What to do -> Show every line that has the string "this" in it.

[Data excerpts]
- - - - -

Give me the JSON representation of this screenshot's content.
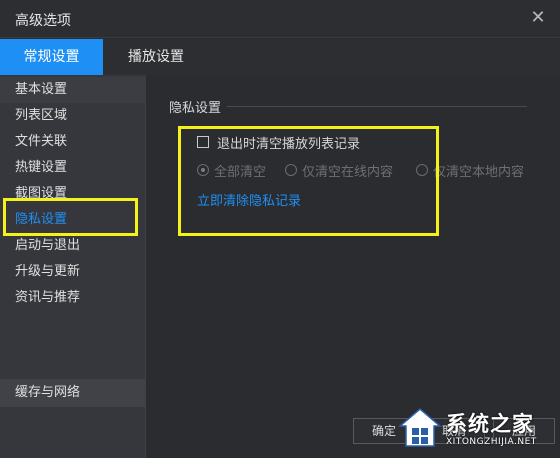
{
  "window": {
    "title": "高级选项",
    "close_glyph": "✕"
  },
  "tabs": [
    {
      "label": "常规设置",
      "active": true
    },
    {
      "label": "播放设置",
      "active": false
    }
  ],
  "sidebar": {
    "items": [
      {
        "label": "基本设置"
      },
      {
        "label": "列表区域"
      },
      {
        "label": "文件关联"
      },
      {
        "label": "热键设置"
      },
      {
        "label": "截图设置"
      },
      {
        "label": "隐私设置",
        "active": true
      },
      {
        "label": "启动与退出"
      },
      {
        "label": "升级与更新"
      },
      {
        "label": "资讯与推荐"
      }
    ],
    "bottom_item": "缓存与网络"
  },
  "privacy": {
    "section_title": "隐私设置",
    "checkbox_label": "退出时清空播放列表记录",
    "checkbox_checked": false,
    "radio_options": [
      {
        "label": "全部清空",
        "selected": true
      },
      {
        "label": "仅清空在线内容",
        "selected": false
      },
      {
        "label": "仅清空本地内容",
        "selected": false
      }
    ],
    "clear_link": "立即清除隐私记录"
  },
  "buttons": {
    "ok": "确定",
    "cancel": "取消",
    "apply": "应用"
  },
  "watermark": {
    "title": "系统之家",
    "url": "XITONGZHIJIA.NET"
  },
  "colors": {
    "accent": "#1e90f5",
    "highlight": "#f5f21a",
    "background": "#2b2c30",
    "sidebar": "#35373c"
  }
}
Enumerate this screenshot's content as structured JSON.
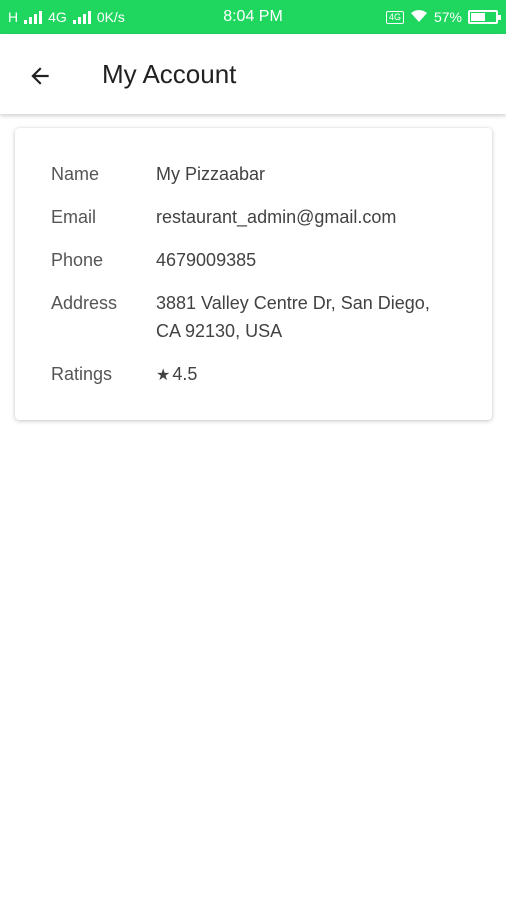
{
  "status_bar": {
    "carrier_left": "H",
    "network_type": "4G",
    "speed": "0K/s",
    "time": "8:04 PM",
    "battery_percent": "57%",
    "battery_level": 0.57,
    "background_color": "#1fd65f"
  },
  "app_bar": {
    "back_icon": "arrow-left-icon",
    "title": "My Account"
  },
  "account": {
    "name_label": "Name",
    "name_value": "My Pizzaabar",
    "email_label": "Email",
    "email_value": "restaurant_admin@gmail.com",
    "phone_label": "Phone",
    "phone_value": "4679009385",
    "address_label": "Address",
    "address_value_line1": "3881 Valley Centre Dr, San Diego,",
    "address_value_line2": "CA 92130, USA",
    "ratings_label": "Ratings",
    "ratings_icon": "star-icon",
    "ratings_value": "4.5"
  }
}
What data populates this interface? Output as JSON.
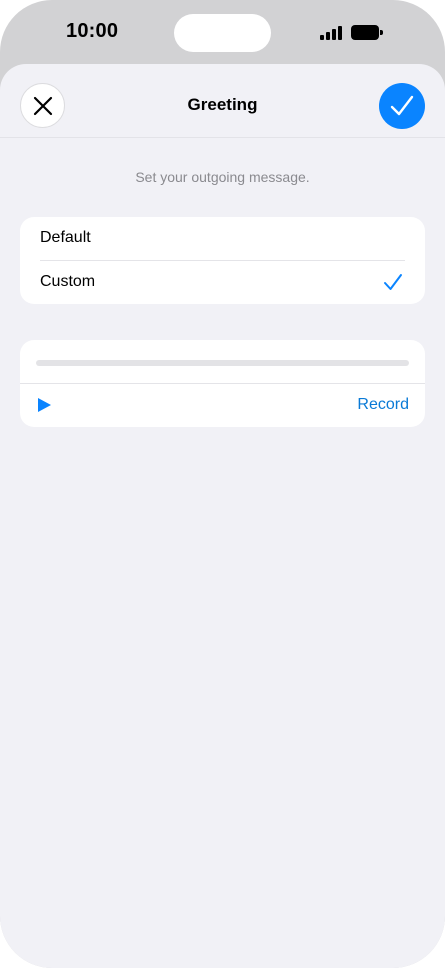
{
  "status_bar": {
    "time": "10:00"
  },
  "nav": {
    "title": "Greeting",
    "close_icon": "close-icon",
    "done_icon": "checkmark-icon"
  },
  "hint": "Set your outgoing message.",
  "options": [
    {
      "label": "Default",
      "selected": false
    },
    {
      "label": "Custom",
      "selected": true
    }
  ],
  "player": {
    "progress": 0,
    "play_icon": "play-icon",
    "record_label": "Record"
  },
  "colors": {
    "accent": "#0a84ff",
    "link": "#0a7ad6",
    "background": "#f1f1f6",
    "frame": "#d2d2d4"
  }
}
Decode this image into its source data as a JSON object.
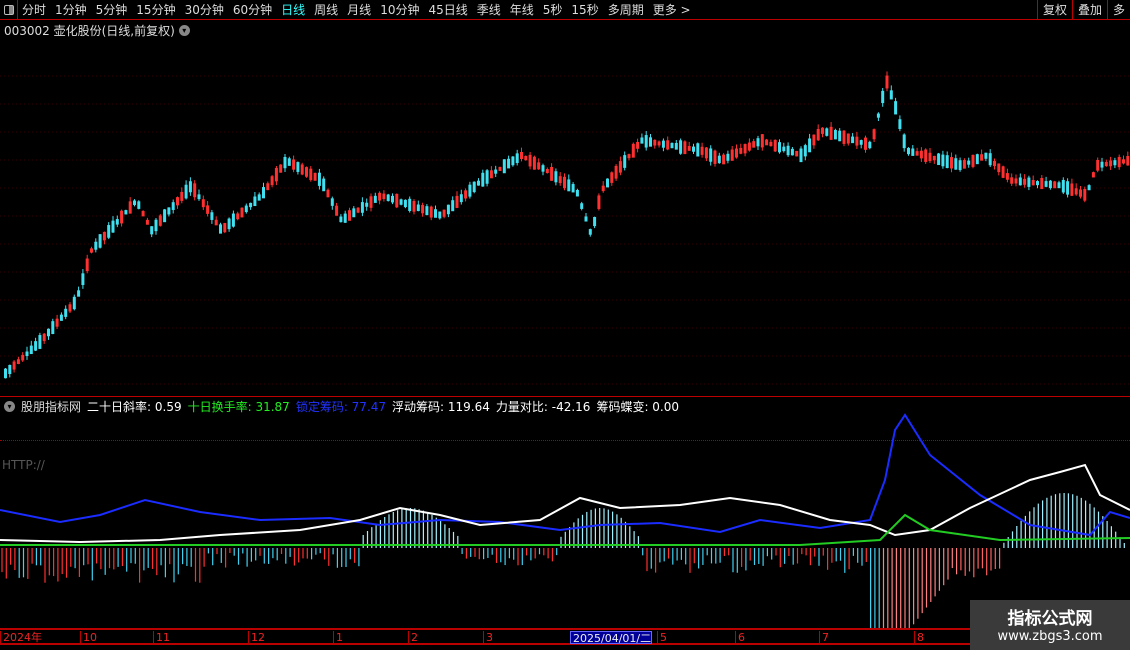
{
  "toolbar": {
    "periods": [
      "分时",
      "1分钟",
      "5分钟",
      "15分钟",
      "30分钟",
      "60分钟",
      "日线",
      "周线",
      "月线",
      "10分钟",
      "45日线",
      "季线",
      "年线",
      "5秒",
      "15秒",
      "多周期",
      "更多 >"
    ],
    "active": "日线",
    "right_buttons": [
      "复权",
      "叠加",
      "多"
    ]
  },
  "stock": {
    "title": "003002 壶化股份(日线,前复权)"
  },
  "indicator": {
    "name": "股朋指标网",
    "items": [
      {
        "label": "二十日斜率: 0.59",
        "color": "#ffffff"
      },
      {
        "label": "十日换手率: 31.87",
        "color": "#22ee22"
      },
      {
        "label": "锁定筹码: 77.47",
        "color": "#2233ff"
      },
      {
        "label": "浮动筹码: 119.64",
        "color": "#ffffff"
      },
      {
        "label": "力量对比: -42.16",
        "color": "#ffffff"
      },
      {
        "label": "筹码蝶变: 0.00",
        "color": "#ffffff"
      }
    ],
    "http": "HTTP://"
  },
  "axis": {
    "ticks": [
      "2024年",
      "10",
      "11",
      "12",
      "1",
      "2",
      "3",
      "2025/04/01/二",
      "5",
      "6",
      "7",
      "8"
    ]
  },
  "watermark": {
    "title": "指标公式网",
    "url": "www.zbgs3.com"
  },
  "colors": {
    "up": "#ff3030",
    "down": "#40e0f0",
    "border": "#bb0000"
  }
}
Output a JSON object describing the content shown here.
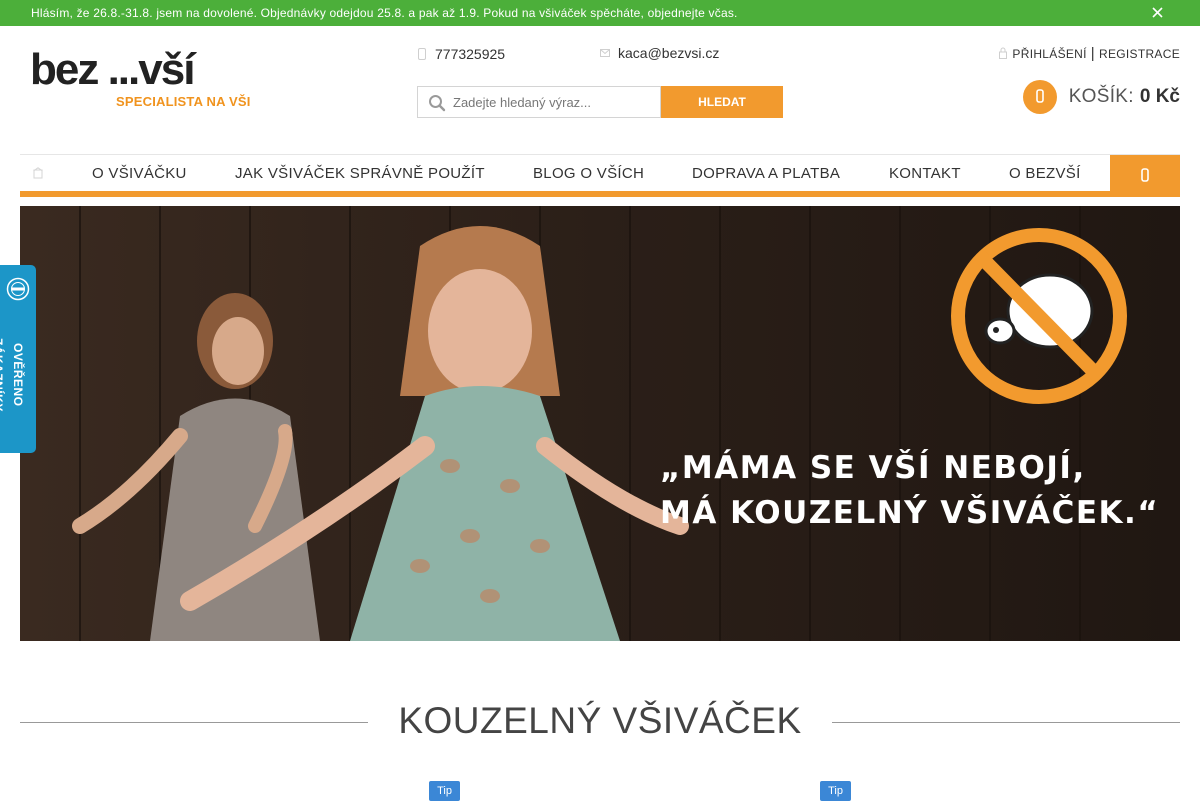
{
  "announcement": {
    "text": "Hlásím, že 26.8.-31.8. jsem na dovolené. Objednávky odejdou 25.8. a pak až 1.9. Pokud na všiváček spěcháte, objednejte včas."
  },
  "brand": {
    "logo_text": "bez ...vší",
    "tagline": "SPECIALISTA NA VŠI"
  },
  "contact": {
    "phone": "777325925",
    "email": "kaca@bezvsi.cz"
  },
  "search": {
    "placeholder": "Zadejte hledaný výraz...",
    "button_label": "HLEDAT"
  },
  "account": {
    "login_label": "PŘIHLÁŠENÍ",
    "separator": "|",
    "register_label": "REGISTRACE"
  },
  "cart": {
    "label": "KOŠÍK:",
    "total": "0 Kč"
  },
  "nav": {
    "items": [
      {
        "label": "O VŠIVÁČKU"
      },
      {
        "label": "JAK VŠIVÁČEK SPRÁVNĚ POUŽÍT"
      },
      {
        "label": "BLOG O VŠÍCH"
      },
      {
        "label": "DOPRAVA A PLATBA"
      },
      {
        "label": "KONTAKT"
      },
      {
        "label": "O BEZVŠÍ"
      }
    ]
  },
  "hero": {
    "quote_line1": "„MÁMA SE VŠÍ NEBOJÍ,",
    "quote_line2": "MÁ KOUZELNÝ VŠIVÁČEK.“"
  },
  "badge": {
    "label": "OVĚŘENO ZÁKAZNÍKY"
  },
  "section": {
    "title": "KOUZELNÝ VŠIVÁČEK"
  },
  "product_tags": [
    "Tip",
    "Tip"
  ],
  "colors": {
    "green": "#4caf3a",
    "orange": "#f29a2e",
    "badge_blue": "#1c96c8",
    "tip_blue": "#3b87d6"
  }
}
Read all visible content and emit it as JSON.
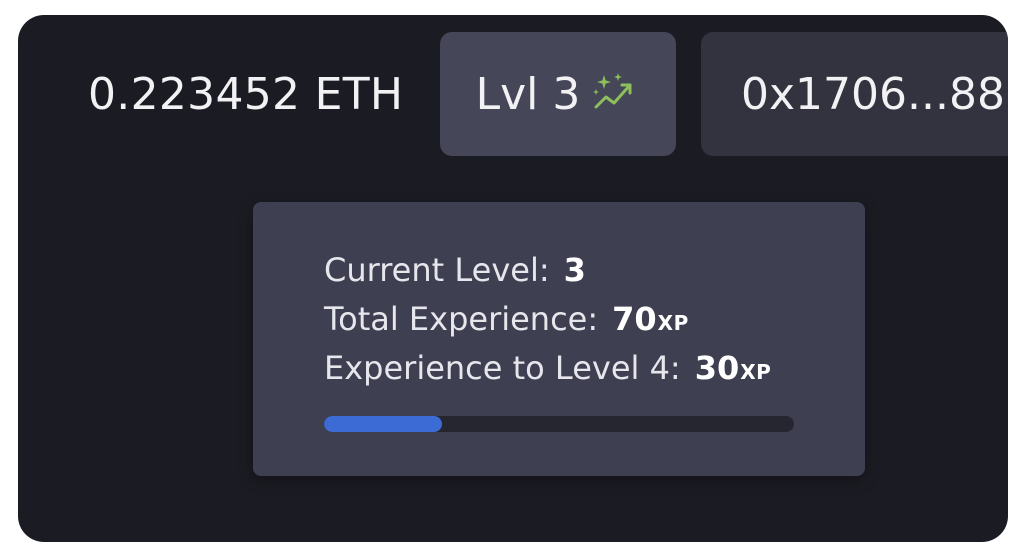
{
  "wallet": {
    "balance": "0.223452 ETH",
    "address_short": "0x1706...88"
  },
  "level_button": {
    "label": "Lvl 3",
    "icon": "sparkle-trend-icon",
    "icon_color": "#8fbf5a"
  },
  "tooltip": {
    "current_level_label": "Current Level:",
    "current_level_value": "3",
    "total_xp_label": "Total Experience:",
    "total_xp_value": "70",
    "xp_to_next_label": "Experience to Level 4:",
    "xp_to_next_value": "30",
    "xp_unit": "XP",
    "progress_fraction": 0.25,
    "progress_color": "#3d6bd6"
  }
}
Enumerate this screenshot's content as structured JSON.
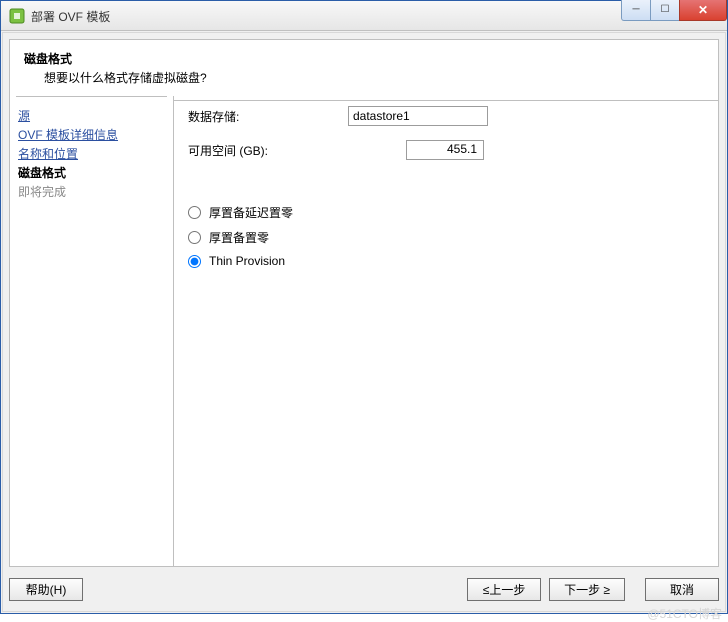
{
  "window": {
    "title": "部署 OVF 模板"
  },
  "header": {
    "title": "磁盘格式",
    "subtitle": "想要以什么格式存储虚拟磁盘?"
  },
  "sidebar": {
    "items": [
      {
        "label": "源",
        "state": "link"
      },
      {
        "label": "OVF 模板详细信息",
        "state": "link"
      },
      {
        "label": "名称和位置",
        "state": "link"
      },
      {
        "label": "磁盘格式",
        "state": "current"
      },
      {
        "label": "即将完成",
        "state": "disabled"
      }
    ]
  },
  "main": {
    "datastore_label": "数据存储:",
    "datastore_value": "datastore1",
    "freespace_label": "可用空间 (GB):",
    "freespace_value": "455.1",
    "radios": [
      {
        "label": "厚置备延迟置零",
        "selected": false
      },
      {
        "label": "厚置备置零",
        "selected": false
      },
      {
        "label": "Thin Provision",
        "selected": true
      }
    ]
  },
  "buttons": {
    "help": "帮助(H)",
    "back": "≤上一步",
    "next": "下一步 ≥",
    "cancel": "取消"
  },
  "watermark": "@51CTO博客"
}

- - - - -

Task result ->
Give me the JSON representation of this screenshot's content.
Enumerate this screenshot's content as structured JSON.
What data populates this interface? Output as JSON.
Decode this image into its source data as a JSON object.
Enumerate this screenshot's content as structured JSON.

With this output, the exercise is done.